Required task:
Return all the data below as it stands, minus the pictures.

Stored data:
___

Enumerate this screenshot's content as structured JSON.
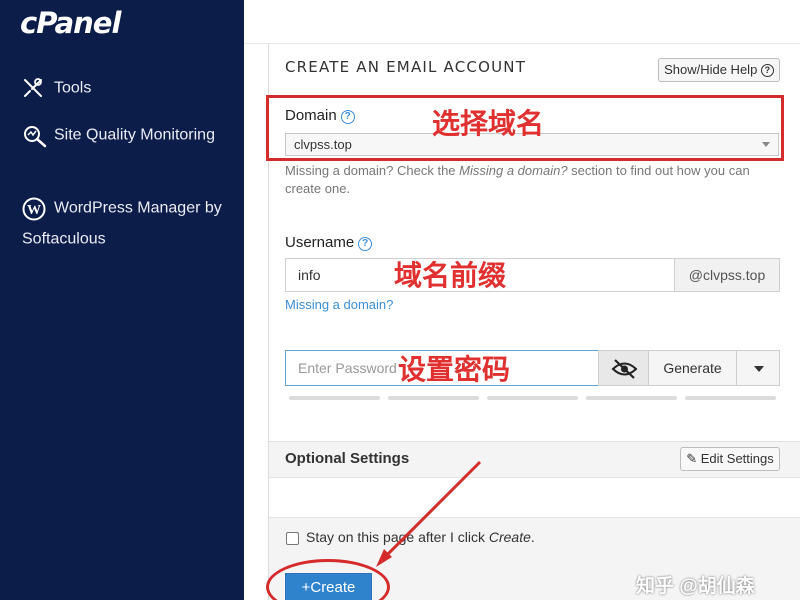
{
  "brand": {
    "logo": "cPanel"
  },
  "sidebar": {
    "items": [
      {
        "label": "Tools",
        "icon": "tools-icon"
      },
      {
        "label": "Site Quality Monitoring",
        "icon": "site-quality-icon"
      },
      {
        "label": "WordPress Manager by Softaculous",
        "icon": "wordpress-icon"
      }
    ]
  },
  "panel": {
    "title": "CREATE AN EMAIL ACCOUNT",
    "help_button": "Show/Hide Help",
    "domain": {
      "label": "Domain",
      "value": "clvpss.top",
      "help": "Missing a domain? Check the",
      "help_italic": "Missing a domain?",
      "help_tail": "section to find out how you can create one."
    },
    "username": {
      "label": "Username",
      "value": "info",
      "suffix": "@clvpss.top",
      "missing_link": "Missing a domain?"
    },
    "password": {
      "placeholder": "Enter Password",
      "generate": "Generate"
    },
    "optional": {
      "title": "Optional Settings",
      "edit": "Edit Settings"
    },
    "stay": {
      "label": "Stay on this page after I click",
      "label_italic": "Create",
      "label_end": "."
    },
    "create_button": "Create"
  },
  "annotations": {
    "domain_note": "选择域名",
    "username_note": "域名前缀",
    "password_note": "设置密码",
    "color": "#d52b2b"
  },
  "watermark": "知乎 @胡仙森",
  "colors": {
    "sidebar_bg": "#0d1d49",
    "primary": "#2f82cc",
    "link": "#3b8fd6"
  }
}
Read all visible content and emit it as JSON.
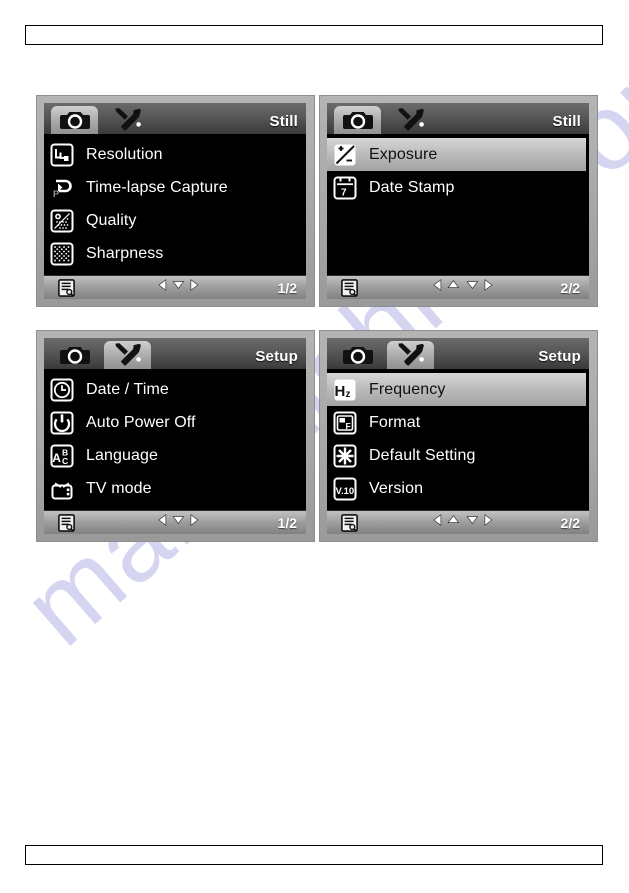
{
  "watermark": {
    "text": "manualshive.com"
  },
  "header_bar": {
    "text": ""
  },
  "footer_bar": {
    "text": ""
  },
  "colors": {
    "lcd_background": "#000000",
    "bezel": "#a8a8a8",
    "tabbar": "#575757",
    "selected_row": "#c0c0c0",
    "text": "#ffffff",
    "selected_text": "#111111"
  },
  "screens": [
    {
      "id": "still-page-1",
      "mode_label": "Still",
      "tabs": [
        {
          "name": "camera-tab",
          "icon": "camera-icon",
          "active": true
        },
        {
          "name": "setup-tab",
          "icon": "tools-icon",
          "active": false
        }
      ],
      "items": [
        {
          "label": "Resolution",
          "icon": "resolution-icon",
          "selected": false
        },
        {
          "label": "Time-lapse Capture",
          "icon": "time-lapse-icon",
          "selected": false
        },
        {
          "label": "Quality",
          "icon": "quality-icon",
          "selected": false
        },
        {
          "label": "Sharpness",
          "icon": "sharpness-icon",
          "selected": false
        }
      ],
      "status": {
        "menu_icon": "menu-list-icon",
        "arrows": [
          "left",
          "down",
          "right"
        ],
        "page": "1/2"
      }
    },
    {
      "id": "still-page-2",
      "mode_label": "Still",
      "tabs": [
        {
          "name": "camera-tab",
          "icon": "camera-icon",
          "active": true
        },
        {
          "name": "setup-tab",
          "icon": "tools-icon",
          "active": false
        }
      ],
      "items": [
        {
          "label": "Exposure",
          "icon": "exposure-icon",
          "selected": true
        },
        {
          "label": "Date Stamp",
          "icon": "date-stamp-icon",
          "selected": false
        }
      ],
      "status": {
        "menu_icon": "menu-list-icon",
        "arrows": [
          "left",
          "up",
          "down",
          "right"
        ],
        "page": "2/2"
      }
    },
    {
      "id": "setup-page-1",
      "mode_label": "Setup",
      "tabs": [
        {
          "name": "camera-tab",
          "icon": "camera-icon",
          "active": false
        },
        {
          "name": "setup-tab",
          "icon": "tools-icon",
          "active": true
        }
      ],
      "items": [
        {
          "label": "Date / Time",
          "icon": "clock-icon",
          "selected": false
        },
        {
          "label": "Auto Power Off",
          "icon": "power-icon",
          "selected": false
        },
        {
          "label": "Language",
          "icon": "abc-icon",
          "selected": false
        },
        {
          "label": "TV mode",
          "icon": "tv-icon",
          "selected": false
        }
      ],
      "status": {
        "menu_icon": "menu-list-icon",
        "arrows": [
          "left",
          "down",
          "right"
        ],
        "page": "1/2"
      }
    },
    {
      "id": "setup-page-2",
      "mode_label": "Setup",
      "tabs": [
        {
          "name": "camera-tab",
          "icon": "camera-icon",
          "active": false
        },
        {
          "name": "setup-tab",
          "icon": "tools-icon",
          "active": true
        }
      ],
      "items": [
        {
          "label": "Frequency",
          "icon": "hz-icon",
          "selected": true
        },
        {
          "label": "Format",
          "icon": "format-icon",
          "selected": false
        },
        {
          "label": "Default Setting",
          "icon": "snowflake-icon",
          "selected": false
        },
        {
          "label": "Version",
          "icon": "version-icon",
          "selected": false
        }
      ],
      "status": {
        "menu_icon": "menu-list-icon",
        "arrows": [
          "left",
          "up",
          "down",
          "right"
        ],
        "page": "2/2"
      }
    }
  ]
}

___

Answer to this task:
Enumerate this screenshot's content as structured JSON.
{
  "brand": {
    "logo": "cPanel"
  },
  "sidebar": {
    "items": [
      {
        "label": "Tools",
        "icon": "tools-icon"
      },
      {
        "label": "Site Quality Monitoring",
        "icon": "site-quality-icon"
      },
      {
        "label": "WordPress Manager by Softaculous",
        "icon": "wordpress-icon"
      }
    ]
  },
  "panel": {
    "title": "CREATE AN EMAIL ACCOUNT",
    "help_button": "Show/Hide Help",
    "domain": {
      "label": "Domain",
      "value": "clvpss.top",
      "help": "Missing a domain? Check the",
      "help_italic": "Missing a domain?",
      "help_tail": "section to find out how you can create one."
    },
    "username": {
      "label": "Username",
      "value": "info",
      "suffix": "@clvpss.top",
      "missing_link": "Missing a domain?"
    },
    "password": {
      "placeholder": "Enter Password",
      "generate": "Generate"
    },
    "optional": {
      "title": "Optional Settings",
      "edit": "Edit Settings"
    },
    "stay": {
      "label": "Stay on this page after I click",
      "label_italic": "Create",
      "label_end": "."
    },
    "create_button": "Create"
  },
  "annotations": {
    "domain_note": "选择域名",
    "username_note": "域名前缀",
    "password_note": "设置密码",
    "color": "#d52b2b"
  },
  "watermark": "知乎 @胡仙森",
  "colors": {
    "sidebar_bg": "#0d1d49",
    "primary": "#2f82cc",
    "link": "#3b8fd6"
  }
}
Read all visible content and emit it as JSON.
{
  "watermark": {
    "text": "manualshive.com"
  },
  "header_bar": {
    "text": ""
  },
  "footer_bar": {
    "text": ""
  },
  "colors": {
    "lcd_background": "#000000",
    "bezel": "#a8a8a8",
    "tabbar": "#575757",
    "selected_row": "#c0c0c0",
    "text": "#ffffff",
    "selected_text": "#111111"
  },
  "screens": [
    {
      "id": "still-page-1",
      "mode_label": "Still",
      "tabs": [
        {
          "name": "camera-tab",
          "icon": "camera-icon",
          "active": true
        },
        {
          "name": "setup-tab",
          "icon": "tools-icon",
          "active": false
        }
      ],
      "items": [
        {
          "label": "Resolution",
          "icon": "resolution-icon",
          "selected": false
        },
        {
          "label": "Time-lapse Capture",
          "icon": "time-lapse-icon",
          "selected": false
        },
        {
          "label": "Quality",
          "icon": "quality-icon",
          "selected": false
        },
        {
          "label": "Sharpness",
          "icon": "sharpness-icon",
          "selected": false
        }
      ],
      "status": {
        "menu_icon": "menu-list-icon",
        "arrows": [
          "left",
          "down",
          "right"
        ],
        "page": "1/2"
      }
    },
    {
      "id": "still-page-2",
      "mode_label": "Still",
      "tabs": [
        {
          "name": "camera-tab",
          "icon": "camera-icon",
          "active": true
        },
        {
          "name": "setup-tab",
          "icon": "tools-icon",
          "active": false
        }
      ],
      "items": [
        {
          "label": "Exposure",
          "icon": "exposure-icon",
          "selected": true
        },
        {
          "label": "Date Stamp",
          "icon": "date-stamp-icon",
          "selected": false
        }
      ],
      "status": {
        "menu_icon": "menu-list-icon",
        "arrows": [
          "left",
          "up",
          "down",
          "right"
        ],
        "page": "2/2"
      }
    },
    {
      "id": "setup-page-1",
      "mode_label": "Setup",
      "tabs": [
        {
          "name": "camera-tab",
          "icon": "camera-icon",
          "active": false
        },
        {
          "name": "setup-tab",
          "icon": "tools-icon",
          "active": true
        }
      ],
      "items": [
        {
          "label": "Date / Time",
          "icon": "clock-icon",
          "selected": false
        },
        {
          "label": "Auto Power Off",
          "icon": "power-icon",
          "selected": false
        },
        {
          "label": "Language",
          "icon": "abc-icon",
          "selected": false
        },
        {
          "label": "TV mode",
          "icon": "tv-icon",
          "selected": false
        }
      ],
      "status": {
        "menu_icon": "menu-list-icon",
        "arrows": [
          "left",
          "down",
          "right"
        ],
        "page": "1/2"
      }
    },
    {
      "id": "setup-page-2",
      "mode_label": "Setup",
      "tabs": [
        {
          "name": "camera-tab",
          "icon": "camera-icon",
          "active": false
        },
        {
          "name": "setup-tab",
          "icon": "tools-icon",
          "active": true
        }
      ],
      "items": [
        {
          "label": "Frequency",
          "icon": "hz-icon",
          "selected": true
        },
        {
          "label": "Format",
          "icon": "format-icon",
          "selected": false
        },
        {
          "label": "Default Setting",
          "icon": "snowflake-icon",
          "selected": false
        },
        {
          "label": "Version",
          "icon": "version-icon",
          "selected": false
        }
      ],
      "status": {
        "menu_icon": "menu-list-icon",
        "arrows": [
          "left",
          "up",
          "down",
          "right"
        ],
        "page": "2/2"
      }
    }
  ]
}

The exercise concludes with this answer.